=== Required work ===
Read the records and write them out again exactly.

=== Records to use ===
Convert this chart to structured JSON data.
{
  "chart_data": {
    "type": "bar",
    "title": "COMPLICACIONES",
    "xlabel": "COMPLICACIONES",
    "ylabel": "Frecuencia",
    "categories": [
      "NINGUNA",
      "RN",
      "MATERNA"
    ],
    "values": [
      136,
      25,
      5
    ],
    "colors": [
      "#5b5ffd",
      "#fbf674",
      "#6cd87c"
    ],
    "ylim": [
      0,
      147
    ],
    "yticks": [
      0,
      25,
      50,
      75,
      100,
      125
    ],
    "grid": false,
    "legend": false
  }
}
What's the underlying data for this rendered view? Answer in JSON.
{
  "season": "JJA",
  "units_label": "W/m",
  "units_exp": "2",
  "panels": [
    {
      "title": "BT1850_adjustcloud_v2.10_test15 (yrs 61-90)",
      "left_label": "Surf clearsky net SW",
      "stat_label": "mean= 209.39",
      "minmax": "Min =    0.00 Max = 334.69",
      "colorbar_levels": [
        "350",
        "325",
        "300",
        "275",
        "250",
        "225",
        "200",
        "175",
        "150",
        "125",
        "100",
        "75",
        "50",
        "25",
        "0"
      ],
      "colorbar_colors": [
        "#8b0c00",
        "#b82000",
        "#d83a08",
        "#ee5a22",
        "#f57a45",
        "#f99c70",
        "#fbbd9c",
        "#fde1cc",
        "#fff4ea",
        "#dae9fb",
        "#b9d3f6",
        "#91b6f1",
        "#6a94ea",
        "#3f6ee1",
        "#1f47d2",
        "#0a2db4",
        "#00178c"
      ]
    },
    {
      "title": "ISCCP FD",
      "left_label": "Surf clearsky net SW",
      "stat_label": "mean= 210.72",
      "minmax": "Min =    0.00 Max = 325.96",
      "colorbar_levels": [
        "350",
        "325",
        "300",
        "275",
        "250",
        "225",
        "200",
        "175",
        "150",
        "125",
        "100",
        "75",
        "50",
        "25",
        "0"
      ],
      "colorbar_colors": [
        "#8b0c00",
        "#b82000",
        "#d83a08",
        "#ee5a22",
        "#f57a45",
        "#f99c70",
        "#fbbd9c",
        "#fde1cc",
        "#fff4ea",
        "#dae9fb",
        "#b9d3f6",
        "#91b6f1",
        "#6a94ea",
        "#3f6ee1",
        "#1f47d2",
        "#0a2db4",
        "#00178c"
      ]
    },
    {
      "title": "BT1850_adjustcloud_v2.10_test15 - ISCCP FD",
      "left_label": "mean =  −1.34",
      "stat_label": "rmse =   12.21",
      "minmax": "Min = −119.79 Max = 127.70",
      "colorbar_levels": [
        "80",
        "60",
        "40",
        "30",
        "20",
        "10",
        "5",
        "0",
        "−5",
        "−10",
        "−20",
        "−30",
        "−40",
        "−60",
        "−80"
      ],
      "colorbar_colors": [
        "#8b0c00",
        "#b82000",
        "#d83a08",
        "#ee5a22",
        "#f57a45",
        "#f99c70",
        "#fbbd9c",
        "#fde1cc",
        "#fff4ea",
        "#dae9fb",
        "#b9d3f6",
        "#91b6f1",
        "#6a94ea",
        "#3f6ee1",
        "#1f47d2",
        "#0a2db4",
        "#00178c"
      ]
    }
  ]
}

=== Completed exercise ===
Convert this chart to structured JSON data.
{
  "chart_data": {
    "type": "bar",
    "title": "COMPLICACIONES",
    "xlabel": "COMPLICACIONES",
    "ylabel": "Frecuencia",
    "categories": [
      "NINGUNA",
      "RN",
      "MATERNA"
    ],
    "values": [
      136,
      25,
      5
    ],
    "colors": [
      "#5b5ffd",
      "#fbf674",
      "#6cd87c"
    ],
    "ylim": [
      0,
      147
    ],
    "yticks": [
      0,
      25,
      50,
      75,
      100,
      125
    ],
    "grid": false,
    "legend": false
  }
}
What's the underlying data for this rendered view? Answer in JSON.
{
  "season": "JJA",
  "units_label": "W/m",
  "units_exp": "2",
  "panels": [
    {
      "title": "BT1850_adjustcloud_v2.10_test15 (yrs 61-90)",
      "left_label": "Surf clearsky net SW",
      "stat_label": "mean= 209.39",
      "minmax": "Min =    0.00 Max = 334.69",
      "colorbar_levels": [
        "350",
        "325",
        "300",
        "275",
        "250",
        "225",
        "200",
        "175",
        "150",
        "125",
        "100",
        "75",
        "50",
        "25",
        "0"
      ],
      "colorbar_colors": [
        "#8b0c00",
        "#b82000",
        "#d83a08",
        "#ee5a22",
        "#f57a45",
        "#f99c70",
        "#fbbd9c",
        "#fde1cc",
        "#fff4ea",
        "#dae9fb",
        "#b9d3f6",
        "#91b6f1",
        "#6a94ea",
        "#3f6ee1",
        "#1f47d2",
        "#0a2db4",
        "#00178c"
      ]
    },
    {
      "title": "ISCCP FD",
      "left_label": "Surf clearsky net SW",
      "stat_label": "mean= 210.72",
      "minmax": "Min =    0.00 Max = 325.96",
      "colorbar_levels": [
        "350",
        "325",
        "300",
        "275",
        "250",
        "225",
        "200",
        "175",
        "150",
        "125",
        "100",
        "75",
        "50",
        "25",
        "0"
      ],
      "colorbar_colors": [
        "#8b0c00",
        "#b82000",
        "#d83a08",
        "#ee5a22",
        "#f57a45",
        "#f99c70",
        "#fbbd9c",
        "#fde1cc",
        "#fff4ea",
        "#dae9fb",
        "#b9d3f6",
        "#91b6f1",
        "#6a94ea",
        "#3f6ee1",
        "#1f47d2",
        "#0a2db4",
        "#00178c"
      ]
    },
    {
      "title": "BT1850_adjustcloud_v2.10_test15 - ISCCP FD",
      "left_label": "mean =  −1.34",
      "stat_label": "rmse =   12.21",
      "minmax": "Min = −119.79 Max = 127.70",
      "colorbar_levels": [
        "80",
        "60",
        "40",
        "30",
        "20",
        "10",
        "5",
        "0",
        "−5",
        "−10",
        "−20",
        "−30",
        "−40",
        "−60",
        "−80"
      ],
      "colorbar_colors": [
        "#8b0c00",
        "#b82000",
        "#d83a08",
        "#ee5a22",
        "#f57a45",
        "#f99c70",
        "#fbbd9c",
        "#fde1cc",
        "#fff4ea",
        "#dae9fb",
        "#b9d3f6",
        "#91b6f1",
        "#6a94ea",
        "#3f6ee1",
        "#1f47d2",
        "#0a2db4",
        "#00178c"
      ]
    }
  ]
}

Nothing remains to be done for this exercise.